Exercise: Pick out each line containing the string "Иностранные".

Records to use:

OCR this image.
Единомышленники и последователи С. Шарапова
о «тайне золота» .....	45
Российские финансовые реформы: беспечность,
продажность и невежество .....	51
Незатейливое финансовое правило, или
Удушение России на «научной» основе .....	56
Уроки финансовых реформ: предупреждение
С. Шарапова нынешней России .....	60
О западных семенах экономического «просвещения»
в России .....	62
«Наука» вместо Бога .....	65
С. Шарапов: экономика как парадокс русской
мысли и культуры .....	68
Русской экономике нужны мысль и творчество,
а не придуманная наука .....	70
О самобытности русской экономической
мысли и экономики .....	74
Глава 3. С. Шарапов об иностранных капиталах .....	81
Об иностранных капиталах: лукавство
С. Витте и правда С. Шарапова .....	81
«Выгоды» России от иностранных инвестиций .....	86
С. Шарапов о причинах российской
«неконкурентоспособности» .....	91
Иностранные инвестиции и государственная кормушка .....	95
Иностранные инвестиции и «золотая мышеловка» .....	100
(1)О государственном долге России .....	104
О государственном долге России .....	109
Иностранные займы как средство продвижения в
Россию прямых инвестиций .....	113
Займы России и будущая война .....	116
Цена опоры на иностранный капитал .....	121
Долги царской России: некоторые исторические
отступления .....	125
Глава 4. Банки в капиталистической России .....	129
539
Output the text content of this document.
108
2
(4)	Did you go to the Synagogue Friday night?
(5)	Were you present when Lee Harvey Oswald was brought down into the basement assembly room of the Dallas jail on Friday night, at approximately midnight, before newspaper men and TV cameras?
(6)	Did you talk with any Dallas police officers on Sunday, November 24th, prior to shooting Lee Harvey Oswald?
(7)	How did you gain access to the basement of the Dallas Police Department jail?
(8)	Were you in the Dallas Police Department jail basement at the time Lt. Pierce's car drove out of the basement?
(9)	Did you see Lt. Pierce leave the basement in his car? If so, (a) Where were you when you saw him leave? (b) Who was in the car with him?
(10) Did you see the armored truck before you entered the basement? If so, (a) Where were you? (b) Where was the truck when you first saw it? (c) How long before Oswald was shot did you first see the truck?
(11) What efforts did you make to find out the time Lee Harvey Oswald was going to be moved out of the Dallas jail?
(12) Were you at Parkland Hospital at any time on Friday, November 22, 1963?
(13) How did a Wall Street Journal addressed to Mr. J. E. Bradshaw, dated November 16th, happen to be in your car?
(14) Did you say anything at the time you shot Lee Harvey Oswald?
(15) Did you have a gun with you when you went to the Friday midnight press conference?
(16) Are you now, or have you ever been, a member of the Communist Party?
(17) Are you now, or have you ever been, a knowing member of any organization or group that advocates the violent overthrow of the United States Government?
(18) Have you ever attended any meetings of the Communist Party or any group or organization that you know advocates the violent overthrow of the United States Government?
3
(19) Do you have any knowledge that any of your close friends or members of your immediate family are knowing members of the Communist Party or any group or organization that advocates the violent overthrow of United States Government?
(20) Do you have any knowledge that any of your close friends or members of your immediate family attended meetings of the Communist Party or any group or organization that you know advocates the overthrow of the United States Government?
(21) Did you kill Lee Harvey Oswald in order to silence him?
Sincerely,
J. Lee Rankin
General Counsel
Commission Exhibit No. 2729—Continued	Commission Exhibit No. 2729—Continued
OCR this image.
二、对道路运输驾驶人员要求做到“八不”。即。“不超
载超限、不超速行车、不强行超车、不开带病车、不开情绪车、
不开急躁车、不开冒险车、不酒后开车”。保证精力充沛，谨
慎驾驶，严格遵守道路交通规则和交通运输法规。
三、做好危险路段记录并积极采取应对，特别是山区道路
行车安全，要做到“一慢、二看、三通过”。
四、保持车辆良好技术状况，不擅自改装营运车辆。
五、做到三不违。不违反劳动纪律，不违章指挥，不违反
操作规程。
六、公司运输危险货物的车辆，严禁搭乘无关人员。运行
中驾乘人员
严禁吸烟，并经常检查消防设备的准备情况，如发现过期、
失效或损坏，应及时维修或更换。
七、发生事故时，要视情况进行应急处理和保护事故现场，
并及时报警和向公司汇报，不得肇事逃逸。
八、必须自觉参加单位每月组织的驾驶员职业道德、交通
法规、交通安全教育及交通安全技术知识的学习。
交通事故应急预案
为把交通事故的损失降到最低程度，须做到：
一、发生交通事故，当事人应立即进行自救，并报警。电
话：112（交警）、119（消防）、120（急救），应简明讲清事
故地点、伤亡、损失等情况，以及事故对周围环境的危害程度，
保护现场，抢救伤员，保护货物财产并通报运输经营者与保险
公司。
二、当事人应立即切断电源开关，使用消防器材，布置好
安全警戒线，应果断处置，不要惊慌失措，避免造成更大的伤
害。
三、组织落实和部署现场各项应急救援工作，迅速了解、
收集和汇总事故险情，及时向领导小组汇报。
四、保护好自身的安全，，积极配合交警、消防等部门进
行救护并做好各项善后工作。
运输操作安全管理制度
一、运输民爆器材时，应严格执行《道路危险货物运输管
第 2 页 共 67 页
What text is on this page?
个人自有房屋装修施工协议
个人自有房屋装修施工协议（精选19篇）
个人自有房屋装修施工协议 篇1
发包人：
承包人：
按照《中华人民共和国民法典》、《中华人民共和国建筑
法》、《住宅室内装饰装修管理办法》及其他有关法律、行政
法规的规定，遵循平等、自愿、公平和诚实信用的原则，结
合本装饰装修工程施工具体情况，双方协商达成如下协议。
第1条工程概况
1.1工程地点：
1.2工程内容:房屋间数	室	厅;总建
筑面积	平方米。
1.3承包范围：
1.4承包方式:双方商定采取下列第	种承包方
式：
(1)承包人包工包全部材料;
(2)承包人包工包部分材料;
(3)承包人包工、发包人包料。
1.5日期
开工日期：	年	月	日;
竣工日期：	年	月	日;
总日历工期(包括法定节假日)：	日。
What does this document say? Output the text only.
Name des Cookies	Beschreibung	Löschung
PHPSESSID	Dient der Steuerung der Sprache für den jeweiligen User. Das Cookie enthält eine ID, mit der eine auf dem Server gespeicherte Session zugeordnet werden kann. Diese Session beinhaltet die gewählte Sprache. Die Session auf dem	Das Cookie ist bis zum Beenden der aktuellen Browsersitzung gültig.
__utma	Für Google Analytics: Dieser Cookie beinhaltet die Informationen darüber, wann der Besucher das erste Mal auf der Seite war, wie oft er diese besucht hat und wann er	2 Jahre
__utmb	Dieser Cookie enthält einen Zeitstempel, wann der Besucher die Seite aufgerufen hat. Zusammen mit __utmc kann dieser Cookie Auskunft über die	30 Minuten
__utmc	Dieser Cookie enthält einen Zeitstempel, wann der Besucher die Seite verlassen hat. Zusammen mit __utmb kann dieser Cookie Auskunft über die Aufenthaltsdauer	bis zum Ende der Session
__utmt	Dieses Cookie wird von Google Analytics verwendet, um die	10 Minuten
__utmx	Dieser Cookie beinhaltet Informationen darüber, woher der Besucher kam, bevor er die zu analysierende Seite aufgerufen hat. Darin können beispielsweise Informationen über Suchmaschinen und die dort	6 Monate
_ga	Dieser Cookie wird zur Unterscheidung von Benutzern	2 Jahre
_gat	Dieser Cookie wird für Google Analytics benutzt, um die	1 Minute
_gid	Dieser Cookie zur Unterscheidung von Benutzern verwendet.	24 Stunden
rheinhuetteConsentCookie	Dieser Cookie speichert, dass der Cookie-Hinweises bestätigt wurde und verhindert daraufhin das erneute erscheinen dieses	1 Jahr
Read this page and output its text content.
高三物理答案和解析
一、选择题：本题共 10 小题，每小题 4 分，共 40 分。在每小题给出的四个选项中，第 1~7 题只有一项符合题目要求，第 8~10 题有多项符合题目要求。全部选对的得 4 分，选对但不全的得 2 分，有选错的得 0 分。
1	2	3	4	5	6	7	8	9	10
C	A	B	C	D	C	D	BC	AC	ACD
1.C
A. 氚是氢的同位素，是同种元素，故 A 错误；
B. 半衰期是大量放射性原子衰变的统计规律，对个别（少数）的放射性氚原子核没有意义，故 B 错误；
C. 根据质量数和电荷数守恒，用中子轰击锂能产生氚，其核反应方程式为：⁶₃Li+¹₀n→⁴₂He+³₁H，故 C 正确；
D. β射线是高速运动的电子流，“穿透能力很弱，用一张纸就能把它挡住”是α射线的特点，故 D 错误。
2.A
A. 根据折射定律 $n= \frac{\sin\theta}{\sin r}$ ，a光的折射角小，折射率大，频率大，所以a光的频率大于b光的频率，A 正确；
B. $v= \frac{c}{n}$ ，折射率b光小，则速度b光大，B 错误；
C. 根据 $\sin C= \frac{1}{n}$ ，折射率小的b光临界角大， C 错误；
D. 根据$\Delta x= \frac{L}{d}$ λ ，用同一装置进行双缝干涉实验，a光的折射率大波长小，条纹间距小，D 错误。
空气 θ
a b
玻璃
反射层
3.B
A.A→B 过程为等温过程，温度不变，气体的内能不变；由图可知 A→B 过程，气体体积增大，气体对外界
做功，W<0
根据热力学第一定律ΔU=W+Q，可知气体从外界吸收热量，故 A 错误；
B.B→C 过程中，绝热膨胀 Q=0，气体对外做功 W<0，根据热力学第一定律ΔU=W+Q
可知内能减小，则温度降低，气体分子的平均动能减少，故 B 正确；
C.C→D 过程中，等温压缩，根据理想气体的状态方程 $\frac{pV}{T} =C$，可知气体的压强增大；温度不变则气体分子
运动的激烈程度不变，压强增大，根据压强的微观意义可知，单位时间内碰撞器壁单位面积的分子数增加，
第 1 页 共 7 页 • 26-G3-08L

Written response:
Иностранные инвестиции и государственная кормушка .....	95
Иностранные инвестиции и «золотая мышеловка» .....	100
Иностранные займы как средство продвижения в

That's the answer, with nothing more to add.